Ingredients
2 boxes corn muffin mix (8 1/2 ounces each), such as Jiffy brand
2 eggs
4 tablespoons butter (1/2 stick), melted
1 1/2 cups whole milk
1 tablespoon extra virgin olive oil (EVOO) or vegetable oil
Topping:
1 tablespoon extra virgin olive oil (EVOO) or vegetable oil
1 pound ground chicken
1 small yellow onion, finely chopped
1 medium zucchini, chopped
1/2 red bell pepper, chopped
1 jalapeño pepper, chopped
2 teaspoons ground cumin
1 teaspoon ground coriander
1 cup mild to medium taco sauce
Salt, to taste
2 1/2 cups shredded cheddar or Monterey Jack cheese (10 ounces)
2 small vine-ripe tomatoes, seeded and diced
2 tablespoons sliced green olives (salad olives), drained
Directions
Pre-heat oven to 400ºF. Mix two packages muffin mix together with eggs, melted butter and milk. Wipe a large, ovensafe nonstick skillet (double wrap the handle in aluminum foil if it’s plastic) with a little vegetable oil or EVOO and pour in the muffin mix.
Place pan in center of the oven and bake until cornbread is light golden in color, about 12-15 minutes. Place a second skillet over medium-high heat and add EVOO or vegetable oil. Add chicken and cook until brown, breaking it up and stirring it as it cooks. Add onions, zucchini, red bell pepper, jalapeño, cumin, coriander, taco sauce and salt and cook meat five minutes more.
Remove cornbread from oven (don’t turn it off yet) and top with meat/veggie mixture, covering the entire surface of the cornbread. Sprinkle cheese, tomatoes and olives on top of the meat/veggie mixture.
Transfer pan back to oven and cook five minutes more to melt cheese.

INFORMATION
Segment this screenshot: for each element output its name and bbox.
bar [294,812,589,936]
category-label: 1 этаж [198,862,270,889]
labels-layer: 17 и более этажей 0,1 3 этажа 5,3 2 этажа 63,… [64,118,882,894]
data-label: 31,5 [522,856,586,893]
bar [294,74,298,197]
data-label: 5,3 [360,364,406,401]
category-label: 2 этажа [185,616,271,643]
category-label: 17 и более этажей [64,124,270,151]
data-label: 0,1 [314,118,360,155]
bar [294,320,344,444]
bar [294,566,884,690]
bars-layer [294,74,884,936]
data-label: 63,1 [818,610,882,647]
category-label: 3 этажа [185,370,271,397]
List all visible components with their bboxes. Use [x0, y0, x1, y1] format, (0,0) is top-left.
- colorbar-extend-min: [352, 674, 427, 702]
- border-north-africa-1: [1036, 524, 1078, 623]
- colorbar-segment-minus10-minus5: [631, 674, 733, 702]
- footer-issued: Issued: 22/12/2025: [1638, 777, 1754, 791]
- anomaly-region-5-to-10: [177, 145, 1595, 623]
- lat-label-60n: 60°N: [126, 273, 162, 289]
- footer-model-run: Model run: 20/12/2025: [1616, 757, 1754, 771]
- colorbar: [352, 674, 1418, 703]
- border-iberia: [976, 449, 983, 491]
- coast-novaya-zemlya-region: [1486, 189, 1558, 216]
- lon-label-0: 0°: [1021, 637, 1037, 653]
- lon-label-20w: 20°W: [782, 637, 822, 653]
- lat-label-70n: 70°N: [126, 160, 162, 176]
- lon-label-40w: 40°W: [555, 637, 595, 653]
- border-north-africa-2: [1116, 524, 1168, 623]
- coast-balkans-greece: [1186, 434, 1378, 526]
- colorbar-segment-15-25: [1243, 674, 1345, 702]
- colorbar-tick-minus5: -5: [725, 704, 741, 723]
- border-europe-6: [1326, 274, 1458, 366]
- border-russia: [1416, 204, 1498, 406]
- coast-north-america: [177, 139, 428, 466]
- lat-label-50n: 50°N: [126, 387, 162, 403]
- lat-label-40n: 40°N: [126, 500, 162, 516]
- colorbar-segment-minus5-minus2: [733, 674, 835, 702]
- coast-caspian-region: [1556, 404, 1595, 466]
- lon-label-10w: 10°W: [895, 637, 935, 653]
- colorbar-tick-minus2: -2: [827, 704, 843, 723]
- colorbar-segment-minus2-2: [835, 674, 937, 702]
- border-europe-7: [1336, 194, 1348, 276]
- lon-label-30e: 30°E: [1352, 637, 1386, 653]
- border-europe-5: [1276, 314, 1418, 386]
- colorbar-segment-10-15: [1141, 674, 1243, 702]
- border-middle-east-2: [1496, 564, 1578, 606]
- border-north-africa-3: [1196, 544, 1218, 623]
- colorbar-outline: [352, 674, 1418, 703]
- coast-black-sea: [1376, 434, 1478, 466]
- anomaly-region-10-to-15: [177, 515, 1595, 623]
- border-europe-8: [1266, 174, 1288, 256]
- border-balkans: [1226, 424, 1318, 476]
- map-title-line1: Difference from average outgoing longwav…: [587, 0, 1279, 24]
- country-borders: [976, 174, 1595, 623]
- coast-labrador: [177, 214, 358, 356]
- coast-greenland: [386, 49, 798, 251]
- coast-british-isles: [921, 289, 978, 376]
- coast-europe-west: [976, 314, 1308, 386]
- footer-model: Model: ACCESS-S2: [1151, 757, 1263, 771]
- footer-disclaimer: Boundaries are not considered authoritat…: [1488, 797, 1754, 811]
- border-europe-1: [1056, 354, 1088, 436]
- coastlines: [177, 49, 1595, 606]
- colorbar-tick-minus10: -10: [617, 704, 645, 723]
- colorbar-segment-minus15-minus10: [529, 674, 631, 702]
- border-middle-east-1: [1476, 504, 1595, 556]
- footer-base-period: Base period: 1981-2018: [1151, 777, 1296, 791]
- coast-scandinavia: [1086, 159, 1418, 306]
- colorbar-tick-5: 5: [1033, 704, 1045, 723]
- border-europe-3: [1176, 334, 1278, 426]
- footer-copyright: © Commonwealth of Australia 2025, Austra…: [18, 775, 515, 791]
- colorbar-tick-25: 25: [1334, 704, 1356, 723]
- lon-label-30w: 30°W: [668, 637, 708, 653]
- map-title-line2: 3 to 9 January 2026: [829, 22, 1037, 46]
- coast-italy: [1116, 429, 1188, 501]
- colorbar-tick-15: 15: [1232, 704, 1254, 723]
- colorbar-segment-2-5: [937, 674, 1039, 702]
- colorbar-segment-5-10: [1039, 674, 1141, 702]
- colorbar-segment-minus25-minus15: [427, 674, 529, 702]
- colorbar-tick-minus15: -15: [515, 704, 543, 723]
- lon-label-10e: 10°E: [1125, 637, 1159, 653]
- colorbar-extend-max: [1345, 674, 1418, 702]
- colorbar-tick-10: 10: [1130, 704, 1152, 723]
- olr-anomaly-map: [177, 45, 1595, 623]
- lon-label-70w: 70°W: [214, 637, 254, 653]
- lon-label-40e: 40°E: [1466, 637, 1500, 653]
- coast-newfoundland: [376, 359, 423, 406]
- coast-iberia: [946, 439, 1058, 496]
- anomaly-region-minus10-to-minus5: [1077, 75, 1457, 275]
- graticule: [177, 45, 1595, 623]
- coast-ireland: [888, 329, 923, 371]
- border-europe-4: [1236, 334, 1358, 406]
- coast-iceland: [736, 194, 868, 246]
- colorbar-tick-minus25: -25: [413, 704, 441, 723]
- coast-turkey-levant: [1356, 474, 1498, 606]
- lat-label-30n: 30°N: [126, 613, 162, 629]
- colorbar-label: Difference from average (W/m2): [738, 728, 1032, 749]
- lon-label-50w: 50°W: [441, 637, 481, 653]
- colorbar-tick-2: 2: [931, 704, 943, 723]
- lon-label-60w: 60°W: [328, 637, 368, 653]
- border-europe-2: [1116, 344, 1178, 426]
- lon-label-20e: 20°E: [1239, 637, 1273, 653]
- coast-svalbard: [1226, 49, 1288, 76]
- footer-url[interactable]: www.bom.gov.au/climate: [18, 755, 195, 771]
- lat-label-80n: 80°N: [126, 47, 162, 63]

REQUIRED WORK
Reproduce the portion of the recipe starting with "2 small vine-ripe" and going on through "the muffin mix.", word for word.

ANSWER SPACE
2 small vine-ripe tomatoes, seeded and diced
2 tablespoons sliced green olives (salad olives), drained
Directions
Pre-heat oven to 400ºF. Mix two packages muffin mix together with eggs, melted butter and milk. Wipe a large, ovensafe nonstick skillet (double wrap the handle in aluminum foil if it’s plastic) with a little vegetable oil or EVOO and pour in the muffin mix.